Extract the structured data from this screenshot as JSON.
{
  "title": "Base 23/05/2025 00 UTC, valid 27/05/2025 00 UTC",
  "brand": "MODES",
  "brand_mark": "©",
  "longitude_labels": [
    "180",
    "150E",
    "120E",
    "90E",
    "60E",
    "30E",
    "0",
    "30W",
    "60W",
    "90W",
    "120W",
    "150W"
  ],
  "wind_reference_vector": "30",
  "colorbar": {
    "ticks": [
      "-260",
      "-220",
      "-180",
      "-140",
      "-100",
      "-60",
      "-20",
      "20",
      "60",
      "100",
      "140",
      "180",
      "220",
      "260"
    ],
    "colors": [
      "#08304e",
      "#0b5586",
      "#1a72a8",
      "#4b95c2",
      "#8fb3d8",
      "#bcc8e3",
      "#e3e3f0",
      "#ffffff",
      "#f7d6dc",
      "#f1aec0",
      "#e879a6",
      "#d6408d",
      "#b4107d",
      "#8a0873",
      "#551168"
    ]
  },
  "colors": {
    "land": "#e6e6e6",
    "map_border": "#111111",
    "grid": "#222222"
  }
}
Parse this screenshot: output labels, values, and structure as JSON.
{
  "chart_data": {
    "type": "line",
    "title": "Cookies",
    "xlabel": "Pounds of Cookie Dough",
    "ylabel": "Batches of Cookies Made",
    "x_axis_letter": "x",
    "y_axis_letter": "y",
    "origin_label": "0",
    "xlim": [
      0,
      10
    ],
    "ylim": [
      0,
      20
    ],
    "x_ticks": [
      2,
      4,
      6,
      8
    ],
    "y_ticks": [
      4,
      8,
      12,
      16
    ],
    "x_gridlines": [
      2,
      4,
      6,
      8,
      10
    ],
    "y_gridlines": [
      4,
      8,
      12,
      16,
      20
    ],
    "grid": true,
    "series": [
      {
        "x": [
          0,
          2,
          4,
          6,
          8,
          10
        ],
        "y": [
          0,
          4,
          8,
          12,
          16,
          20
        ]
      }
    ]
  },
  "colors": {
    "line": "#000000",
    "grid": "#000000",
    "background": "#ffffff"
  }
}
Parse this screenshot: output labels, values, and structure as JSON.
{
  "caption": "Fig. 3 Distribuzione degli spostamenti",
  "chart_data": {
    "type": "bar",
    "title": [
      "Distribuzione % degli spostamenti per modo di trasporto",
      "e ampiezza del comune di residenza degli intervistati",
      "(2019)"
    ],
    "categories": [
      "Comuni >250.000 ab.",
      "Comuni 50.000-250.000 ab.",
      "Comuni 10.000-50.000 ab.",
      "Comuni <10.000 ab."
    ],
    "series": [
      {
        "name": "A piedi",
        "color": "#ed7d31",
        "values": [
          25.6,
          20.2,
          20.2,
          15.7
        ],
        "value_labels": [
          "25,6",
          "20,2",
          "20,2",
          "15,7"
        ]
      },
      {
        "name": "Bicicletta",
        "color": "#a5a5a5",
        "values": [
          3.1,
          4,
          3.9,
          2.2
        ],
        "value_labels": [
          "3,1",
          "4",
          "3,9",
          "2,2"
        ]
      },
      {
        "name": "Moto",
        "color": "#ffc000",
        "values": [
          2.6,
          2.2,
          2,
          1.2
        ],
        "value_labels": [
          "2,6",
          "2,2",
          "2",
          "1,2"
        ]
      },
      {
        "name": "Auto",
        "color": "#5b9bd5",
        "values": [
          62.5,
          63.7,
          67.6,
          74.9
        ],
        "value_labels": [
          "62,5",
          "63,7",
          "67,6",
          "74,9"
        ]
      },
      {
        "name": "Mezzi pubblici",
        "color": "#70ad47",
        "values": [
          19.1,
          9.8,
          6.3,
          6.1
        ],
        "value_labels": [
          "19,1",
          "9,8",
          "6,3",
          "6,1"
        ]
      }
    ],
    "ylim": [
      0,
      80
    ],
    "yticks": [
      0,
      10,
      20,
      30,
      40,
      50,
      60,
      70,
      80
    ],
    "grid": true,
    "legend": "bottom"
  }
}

Instructions for the task
Select all lines in the listing above where the word "Distribuzione" appears, and show them.

Task response
  "caption": "Fig. 3 Distribuzione degli spostamenti",
      "Distribuzione % degli spostamenti per modo di trasporto",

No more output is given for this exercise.